* _Given task_
Pull out every line from the listing that has the word "screenshot".

* _Stored data entries_
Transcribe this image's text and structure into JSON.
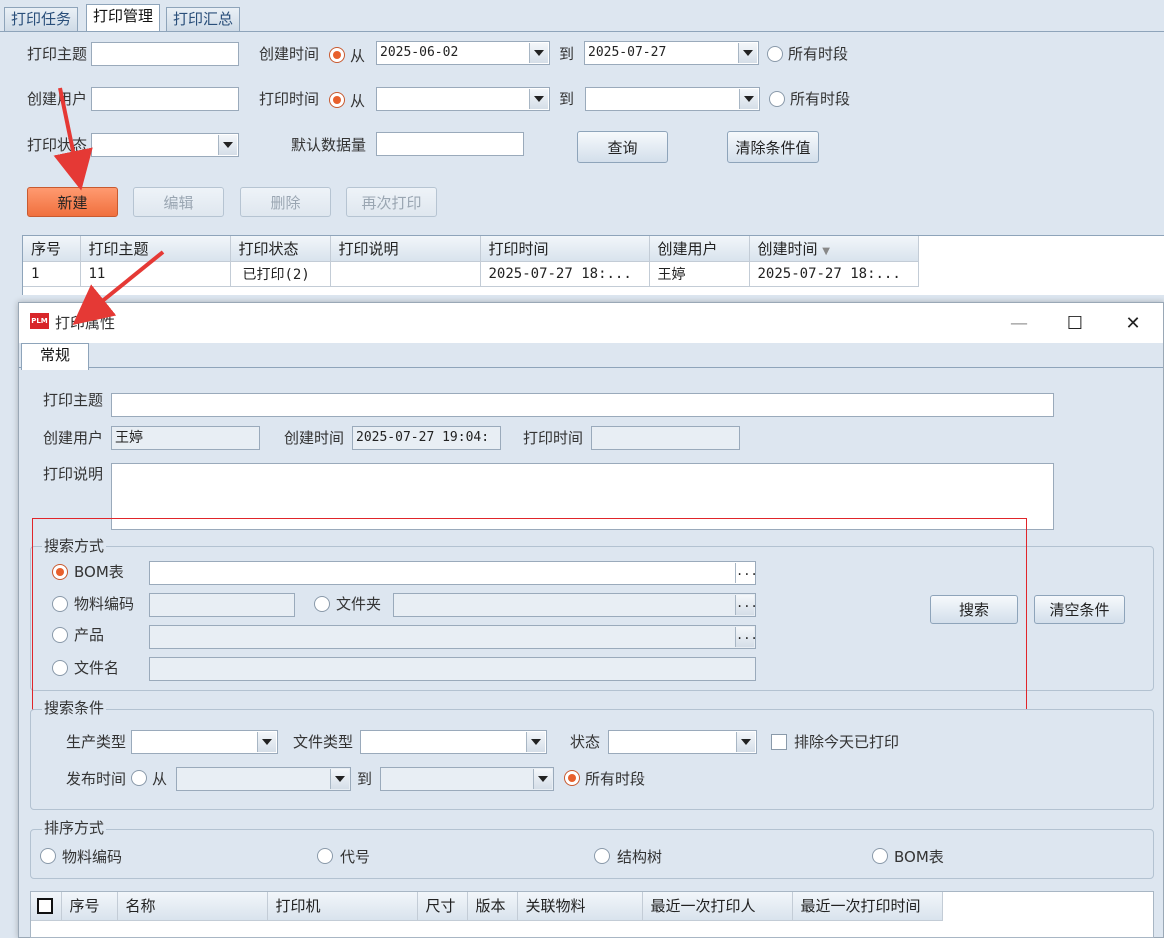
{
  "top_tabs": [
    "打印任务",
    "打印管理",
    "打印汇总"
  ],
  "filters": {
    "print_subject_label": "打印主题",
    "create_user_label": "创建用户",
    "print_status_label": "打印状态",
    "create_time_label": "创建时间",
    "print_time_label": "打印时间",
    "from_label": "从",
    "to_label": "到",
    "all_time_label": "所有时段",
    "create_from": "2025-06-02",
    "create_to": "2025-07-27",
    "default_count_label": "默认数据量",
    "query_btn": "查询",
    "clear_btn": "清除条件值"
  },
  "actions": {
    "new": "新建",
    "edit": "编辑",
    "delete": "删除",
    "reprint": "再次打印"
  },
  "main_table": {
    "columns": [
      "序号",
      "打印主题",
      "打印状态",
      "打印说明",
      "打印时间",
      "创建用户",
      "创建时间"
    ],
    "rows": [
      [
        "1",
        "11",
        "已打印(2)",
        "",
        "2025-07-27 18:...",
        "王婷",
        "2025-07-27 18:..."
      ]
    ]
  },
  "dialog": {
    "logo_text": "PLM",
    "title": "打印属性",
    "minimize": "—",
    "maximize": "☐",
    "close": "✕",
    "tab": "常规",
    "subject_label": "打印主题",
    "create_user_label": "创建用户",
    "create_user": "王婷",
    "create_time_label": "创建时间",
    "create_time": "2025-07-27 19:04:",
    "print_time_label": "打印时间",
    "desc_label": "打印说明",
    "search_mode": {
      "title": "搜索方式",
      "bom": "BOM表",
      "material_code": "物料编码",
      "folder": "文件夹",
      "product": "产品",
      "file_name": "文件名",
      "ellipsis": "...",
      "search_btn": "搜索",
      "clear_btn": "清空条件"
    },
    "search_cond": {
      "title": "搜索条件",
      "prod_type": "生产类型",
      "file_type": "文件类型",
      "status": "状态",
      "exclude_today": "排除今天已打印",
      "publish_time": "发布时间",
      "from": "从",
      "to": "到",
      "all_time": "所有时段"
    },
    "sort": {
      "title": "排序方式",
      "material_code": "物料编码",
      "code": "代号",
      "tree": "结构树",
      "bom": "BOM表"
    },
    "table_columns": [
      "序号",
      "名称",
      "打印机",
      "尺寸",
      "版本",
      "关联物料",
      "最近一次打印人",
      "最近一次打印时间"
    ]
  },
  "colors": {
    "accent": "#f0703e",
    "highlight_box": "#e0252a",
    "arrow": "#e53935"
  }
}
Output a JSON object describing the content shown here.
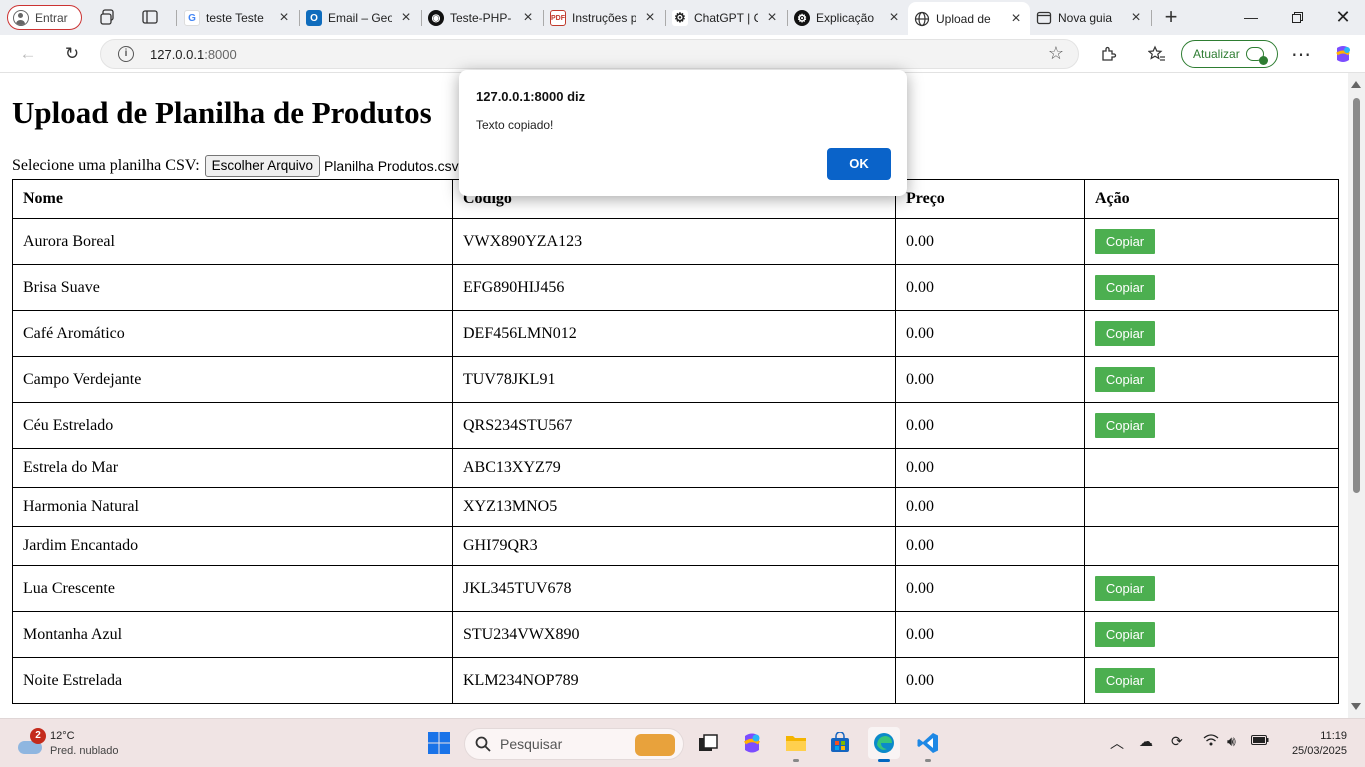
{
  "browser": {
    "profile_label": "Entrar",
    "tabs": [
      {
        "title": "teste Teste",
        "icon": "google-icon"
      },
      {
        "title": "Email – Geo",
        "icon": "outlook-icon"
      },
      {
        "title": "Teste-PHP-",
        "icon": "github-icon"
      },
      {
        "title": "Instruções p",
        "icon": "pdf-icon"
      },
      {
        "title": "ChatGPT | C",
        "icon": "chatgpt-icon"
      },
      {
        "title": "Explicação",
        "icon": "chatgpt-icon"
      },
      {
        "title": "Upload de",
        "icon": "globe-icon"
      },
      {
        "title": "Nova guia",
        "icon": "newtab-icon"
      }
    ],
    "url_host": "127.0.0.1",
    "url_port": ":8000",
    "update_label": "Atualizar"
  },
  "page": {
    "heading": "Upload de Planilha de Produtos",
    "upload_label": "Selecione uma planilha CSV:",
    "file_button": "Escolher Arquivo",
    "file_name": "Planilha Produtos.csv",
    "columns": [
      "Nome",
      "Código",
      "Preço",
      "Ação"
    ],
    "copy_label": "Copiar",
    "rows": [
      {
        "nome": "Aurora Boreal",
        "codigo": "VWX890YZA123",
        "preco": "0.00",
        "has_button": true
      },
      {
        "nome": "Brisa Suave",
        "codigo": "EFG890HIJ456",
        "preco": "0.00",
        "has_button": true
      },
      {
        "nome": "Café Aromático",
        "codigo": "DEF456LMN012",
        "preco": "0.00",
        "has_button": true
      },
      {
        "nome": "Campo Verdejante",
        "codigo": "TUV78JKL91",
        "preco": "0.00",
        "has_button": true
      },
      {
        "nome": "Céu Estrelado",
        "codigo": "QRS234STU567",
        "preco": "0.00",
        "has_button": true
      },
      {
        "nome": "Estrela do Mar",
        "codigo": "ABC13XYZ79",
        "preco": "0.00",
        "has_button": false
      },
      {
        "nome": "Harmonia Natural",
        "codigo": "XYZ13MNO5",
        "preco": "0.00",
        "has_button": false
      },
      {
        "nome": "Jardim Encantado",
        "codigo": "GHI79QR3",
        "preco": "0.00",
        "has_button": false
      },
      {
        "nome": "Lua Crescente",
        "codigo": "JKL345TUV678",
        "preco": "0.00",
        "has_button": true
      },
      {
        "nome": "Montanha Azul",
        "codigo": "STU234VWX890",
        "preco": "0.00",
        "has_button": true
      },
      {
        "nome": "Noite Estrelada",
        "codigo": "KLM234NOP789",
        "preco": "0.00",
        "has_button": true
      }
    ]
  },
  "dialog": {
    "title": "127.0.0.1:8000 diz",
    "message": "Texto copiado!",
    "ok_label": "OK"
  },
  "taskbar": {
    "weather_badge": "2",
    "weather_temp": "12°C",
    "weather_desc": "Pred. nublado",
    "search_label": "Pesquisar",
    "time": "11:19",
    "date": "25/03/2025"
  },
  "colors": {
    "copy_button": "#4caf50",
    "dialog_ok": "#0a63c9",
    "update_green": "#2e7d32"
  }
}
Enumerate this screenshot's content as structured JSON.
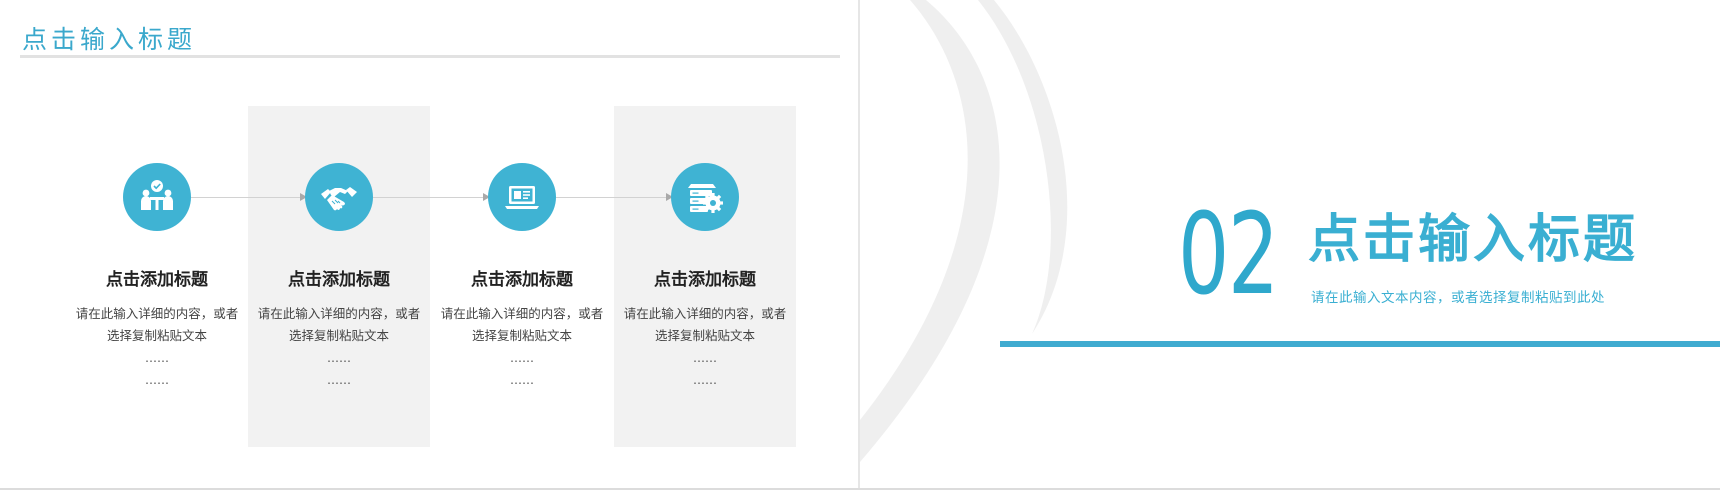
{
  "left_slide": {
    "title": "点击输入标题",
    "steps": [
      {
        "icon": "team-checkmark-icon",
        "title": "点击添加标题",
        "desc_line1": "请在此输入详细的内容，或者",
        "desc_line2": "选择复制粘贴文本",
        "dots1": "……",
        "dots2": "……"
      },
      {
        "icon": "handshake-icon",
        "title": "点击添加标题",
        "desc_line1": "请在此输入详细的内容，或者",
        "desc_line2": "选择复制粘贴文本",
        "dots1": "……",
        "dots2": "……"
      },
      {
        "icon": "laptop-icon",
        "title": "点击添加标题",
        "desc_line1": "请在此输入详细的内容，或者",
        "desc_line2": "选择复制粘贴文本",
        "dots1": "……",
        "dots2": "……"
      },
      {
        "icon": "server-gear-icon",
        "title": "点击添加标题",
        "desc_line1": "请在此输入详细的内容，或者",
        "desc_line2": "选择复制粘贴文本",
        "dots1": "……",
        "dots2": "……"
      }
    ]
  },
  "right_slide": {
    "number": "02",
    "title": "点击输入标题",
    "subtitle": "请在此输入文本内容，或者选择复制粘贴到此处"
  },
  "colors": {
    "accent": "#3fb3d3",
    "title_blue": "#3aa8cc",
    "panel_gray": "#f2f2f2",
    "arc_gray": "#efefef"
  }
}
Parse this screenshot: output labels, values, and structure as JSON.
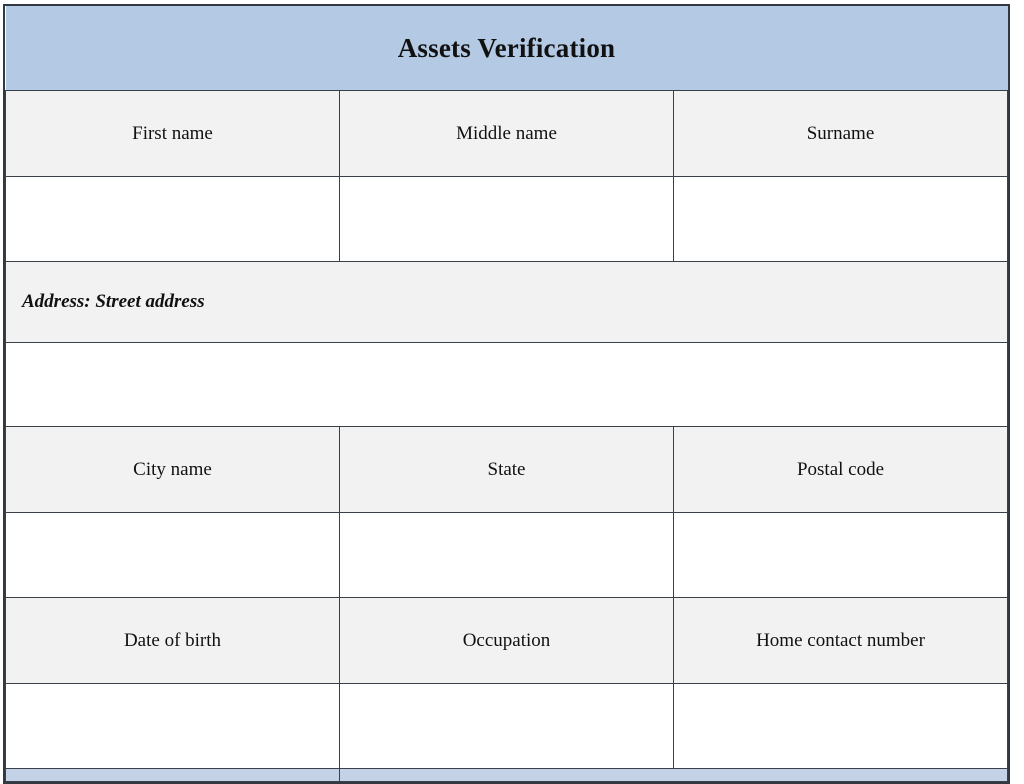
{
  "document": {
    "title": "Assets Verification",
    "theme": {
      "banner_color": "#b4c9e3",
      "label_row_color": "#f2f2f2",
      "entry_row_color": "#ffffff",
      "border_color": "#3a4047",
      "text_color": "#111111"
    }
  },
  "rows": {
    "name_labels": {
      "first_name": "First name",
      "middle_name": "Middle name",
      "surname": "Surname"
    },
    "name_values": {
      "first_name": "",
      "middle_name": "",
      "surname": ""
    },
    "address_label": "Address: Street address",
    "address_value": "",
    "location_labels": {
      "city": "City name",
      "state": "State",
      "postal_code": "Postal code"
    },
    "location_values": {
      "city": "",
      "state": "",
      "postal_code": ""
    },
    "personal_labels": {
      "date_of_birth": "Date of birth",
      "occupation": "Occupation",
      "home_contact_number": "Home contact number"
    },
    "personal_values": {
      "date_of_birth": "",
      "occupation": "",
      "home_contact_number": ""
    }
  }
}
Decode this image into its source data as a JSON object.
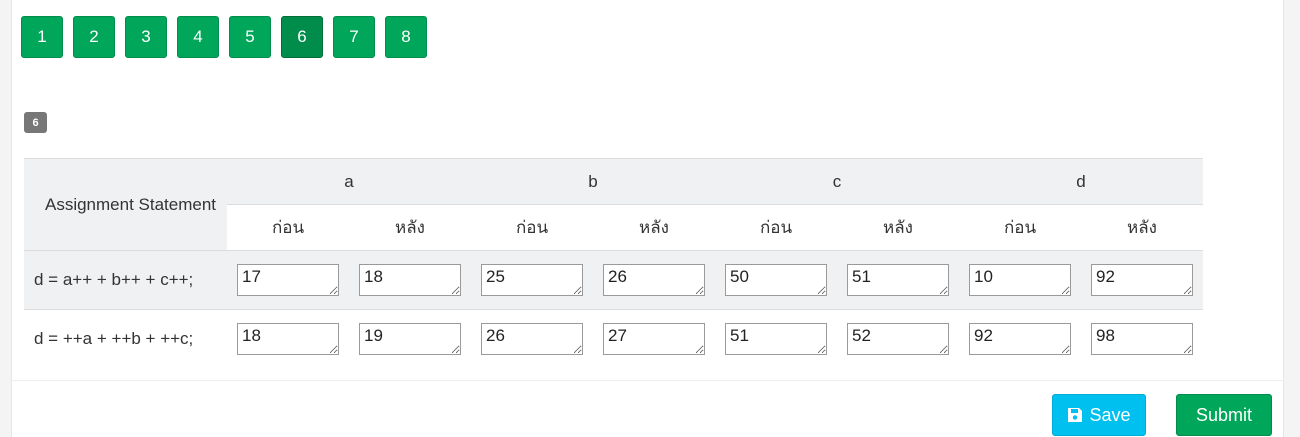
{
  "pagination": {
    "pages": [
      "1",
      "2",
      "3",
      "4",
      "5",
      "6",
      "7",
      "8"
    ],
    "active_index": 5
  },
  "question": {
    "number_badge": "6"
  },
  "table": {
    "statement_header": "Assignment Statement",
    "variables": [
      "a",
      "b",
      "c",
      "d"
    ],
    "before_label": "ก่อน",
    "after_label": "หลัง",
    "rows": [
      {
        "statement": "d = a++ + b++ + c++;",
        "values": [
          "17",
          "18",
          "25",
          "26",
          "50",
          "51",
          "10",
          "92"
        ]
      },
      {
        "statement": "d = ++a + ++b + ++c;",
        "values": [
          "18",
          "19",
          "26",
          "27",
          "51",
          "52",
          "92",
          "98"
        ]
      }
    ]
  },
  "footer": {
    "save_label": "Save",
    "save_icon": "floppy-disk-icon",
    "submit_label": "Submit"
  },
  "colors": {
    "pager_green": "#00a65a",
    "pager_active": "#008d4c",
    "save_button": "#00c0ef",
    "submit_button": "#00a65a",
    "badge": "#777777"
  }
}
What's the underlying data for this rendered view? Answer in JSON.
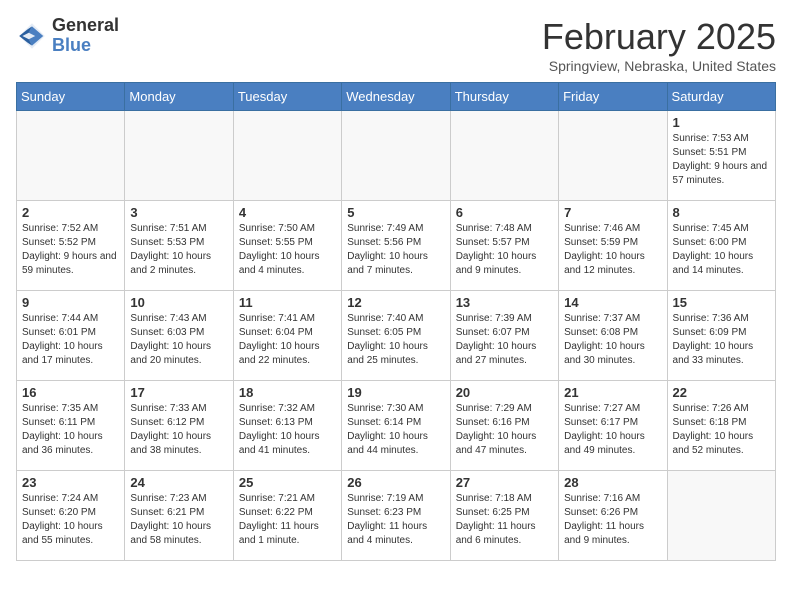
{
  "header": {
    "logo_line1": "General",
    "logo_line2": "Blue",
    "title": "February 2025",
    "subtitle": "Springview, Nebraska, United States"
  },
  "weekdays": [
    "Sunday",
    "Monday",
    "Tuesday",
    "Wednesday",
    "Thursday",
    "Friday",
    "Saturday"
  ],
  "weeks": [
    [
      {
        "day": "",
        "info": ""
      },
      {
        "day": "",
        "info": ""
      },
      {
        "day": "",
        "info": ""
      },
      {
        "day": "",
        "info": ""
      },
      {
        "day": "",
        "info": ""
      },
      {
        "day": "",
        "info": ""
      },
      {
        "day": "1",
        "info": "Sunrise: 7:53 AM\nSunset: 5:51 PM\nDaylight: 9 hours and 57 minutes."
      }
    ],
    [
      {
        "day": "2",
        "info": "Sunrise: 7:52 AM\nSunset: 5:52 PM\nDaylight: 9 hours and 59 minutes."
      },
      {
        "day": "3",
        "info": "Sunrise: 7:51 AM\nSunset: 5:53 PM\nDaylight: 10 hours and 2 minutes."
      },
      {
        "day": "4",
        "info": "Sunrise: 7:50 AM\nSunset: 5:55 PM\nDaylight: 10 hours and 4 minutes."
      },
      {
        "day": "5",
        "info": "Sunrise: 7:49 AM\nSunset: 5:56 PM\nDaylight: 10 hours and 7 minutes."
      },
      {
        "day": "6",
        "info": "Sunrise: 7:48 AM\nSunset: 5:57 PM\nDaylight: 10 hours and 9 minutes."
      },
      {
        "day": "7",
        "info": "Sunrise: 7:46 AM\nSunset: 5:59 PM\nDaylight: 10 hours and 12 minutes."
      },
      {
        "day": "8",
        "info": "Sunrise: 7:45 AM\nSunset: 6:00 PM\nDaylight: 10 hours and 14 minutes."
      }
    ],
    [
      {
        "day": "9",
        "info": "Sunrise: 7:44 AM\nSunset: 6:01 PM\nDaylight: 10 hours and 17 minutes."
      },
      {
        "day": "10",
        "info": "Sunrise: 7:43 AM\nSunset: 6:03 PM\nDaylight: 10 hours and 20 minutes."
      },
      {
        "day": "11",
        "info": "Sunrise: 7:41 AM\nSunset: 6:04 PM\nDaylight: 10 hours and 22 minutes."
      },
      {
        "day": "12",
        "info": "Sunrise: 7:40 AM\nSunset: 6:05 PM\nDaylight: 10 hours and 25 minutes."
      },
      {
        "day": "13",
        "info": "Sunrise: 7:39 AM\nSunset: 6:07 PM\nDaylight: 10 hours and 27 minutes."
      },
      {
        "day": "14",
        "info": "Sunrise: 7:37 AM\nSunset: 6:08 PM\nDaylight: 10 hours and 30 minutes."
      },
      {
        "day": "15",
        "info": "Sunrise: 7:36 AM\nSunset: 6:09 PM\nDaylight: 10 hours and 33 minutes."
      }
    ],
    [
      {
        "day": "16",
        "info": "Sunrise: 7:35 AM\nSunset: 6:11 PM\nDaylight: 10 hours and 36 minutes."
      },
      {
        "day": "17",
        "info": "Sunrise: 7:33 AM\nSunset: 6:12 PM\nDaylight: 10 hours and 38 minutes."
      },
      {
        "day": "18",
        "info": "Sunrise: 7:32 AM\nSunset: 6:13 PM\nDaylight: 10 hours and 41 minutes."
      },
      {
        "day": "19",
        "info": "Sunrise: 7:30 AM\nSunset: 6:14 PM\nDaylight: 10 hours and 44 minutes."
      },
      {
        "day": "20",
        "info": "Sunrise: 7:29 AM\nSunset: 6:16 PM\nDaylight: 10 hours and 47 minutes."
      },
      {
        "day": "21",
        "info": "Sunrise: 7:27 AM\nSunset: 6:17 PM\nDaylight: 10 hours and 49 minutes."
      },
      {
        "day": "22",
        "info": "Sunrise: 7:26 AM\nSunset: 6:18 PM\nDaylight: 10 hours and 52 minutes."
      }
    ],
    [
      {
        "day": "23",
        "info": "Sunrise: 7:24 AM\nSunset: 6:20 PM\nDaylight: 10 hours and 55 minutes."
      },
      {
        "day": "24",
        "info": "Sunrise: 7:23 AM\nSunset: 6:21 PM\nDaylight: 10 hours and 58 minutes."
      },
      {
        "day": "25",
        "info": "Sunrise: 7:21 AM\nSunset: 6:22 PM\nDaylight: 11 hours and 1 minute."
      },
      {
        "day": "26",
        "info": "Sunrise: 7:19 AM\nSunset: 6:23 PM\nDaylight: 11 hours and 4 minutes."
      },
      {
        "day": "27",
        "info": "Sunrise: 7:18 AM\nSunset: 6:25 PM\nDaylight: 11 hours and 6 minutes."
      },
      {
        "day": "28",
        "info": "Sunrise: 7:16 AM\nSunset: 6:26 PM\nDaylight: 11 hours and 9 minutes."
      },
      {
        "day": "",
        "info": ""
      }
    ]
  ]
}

* _Output of the exercise_
Enumerate this screenshot's content as structured JSON.
Parse this screenshot: output labels, values, and structure as JSON.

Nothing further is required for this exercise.